(Stored entries)
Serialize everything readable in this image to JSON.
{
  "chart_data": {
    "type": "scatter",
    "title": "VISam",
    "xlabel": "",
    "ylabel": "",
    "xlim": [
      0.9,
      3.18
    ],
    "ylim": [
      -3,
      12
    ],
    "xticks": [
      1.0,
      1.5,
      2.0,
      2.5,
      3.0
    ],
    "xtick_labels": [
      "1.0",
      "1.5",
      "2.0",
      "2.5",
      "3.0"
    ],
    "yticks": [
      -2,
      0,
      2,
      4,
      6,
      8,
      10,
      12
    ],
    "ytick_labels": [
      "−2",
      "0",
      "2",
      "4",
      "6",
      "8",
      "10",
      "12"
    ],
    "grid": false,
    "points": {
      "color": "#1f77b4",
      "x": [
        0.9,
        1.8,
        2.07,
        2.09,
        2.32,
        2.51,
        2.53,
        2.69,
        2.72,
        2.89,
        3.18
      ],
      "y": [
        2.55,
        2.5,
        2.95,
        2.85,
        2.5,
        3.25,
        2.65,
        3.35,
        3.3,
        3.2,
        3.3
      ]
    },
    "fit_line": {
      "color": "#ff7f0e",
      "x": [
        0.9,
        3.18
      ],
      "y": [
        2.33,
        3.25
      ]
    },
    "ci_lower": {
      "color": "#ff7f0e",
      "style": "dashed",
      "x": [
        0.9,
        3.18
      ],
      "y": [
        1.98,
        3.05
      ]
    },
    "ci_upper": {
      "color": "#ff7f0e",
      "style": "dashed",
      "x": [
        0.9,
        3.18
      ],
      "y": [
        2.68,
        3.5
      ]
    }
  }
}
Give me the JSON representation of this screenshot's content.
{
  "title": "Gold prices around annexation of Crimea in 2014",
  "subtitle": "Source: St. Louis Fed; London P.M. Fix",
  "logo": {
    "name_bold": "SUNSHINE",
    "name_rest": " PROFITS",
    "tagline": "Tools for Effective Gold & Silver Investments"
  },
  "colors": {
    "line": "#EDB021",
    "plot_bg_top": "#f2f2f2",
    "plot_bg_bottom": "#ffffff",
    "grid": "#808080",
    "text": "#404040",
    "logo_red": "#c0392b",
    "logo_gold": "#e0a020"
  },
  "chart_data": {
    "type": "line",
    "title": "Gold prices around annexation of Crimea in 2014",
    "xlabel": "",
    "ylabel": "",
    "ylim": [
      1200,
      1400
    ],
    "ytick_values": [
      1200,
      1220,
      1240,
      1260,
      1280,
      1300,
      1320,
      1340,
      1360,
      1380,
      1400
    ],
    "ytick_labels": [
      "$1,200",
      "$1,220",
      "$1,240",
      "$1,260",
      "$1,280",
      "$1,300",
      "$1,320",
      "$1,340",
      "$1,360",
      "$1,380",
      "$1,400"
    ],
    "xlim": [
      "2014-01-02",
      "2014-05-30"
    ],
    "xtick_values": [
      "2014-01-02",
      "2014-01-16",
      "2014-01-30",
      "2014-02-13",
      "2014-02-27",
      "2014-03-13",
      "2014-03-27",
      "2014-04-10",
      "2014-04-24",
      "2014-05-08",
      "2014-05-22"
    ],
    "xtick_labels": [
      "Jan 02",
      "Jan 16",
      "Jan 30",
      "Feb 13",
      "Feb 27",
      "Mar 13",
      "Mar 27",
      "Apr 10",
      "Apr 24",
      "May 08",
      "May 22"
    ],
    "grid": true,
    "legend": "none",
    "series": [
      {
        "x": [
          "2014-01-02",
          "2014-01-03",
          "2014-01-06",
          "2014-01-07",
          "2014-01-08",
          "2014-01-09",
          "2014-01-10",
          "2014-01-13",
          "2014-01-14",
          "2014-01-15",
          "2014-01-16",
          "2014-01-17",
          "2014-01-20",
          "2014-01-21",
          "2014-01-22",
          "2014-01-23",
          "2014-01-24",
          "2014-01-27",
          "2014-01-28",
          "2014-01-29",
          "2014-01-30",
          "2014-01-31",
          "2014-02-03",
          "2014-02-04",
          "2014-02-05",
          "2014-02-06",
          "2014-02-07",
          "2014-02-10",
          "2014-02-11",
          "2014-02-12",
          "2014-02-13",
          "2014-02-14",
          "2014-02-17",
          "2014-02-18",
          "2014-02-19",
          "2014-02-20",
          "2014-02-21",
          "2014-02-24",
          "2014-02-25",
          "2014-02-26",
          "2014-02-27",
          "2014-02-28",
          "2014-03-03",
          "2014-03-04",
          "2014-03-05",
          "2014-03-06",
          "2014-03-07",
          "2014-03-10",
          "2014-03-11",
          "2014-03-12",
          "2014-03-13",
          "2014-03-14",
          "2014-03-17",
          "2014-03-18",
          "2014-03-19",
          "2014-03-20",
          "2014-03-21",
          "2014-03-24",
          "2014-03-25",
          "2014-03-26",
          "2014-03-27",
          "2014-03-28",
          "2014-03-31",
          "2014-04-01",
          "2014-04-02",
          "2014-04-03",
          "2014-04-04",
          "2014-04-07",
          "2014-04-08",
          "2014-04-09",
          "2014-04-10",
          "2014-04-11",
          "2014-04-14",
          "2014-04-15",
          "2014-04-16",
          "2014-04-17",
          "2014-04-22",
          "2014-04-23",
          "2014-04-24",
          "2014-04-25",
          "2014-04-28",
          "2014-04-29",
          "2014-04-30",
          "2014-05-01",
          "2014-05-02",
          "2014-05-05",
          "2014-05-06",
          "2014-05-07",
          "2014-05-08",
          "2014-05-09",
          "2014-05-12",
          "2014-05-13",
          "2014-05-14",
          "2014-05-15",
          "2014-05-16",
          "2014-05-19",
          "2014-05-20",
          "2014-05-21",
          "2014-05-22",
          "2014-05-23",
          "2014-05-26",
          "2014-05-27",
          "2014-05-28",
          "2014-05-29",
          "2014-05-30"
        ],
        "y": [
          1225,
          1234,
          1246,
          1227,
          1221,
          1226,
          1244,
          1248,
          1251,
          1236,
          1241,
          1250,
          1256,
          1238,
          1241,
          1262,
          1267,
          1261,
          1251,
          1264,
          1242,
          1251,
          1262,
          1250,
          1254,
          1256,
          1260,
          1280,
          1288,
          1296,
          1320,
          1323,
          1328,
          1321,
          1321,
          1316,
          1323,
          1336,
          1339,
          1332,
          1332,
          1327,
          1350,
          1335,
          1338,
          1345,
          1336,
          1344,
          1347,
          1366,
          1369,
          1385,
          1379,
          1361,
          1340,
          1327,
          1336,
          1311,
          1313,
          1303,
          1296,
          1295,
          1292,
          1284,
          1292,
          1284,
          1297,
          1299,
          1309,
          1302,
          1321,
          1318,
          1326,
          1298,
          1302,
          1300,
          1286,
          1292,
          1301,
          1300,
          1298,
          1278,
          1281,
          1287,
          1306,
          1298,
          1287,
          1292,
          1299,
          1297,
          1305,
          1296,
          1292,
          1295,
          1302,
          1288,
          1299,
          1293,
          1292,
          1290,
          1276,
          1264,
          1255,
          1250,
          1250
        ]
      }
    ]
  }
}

> **EXERCISE INSTRUCTIONS**: Collect, from the material above, every line containing the word "around".

> **CORRECT RESULT**:
  "title": "Gold prices around annexation of Crimea in 2014",
    "title": "Gold prices around annexation of Crimea in 2014",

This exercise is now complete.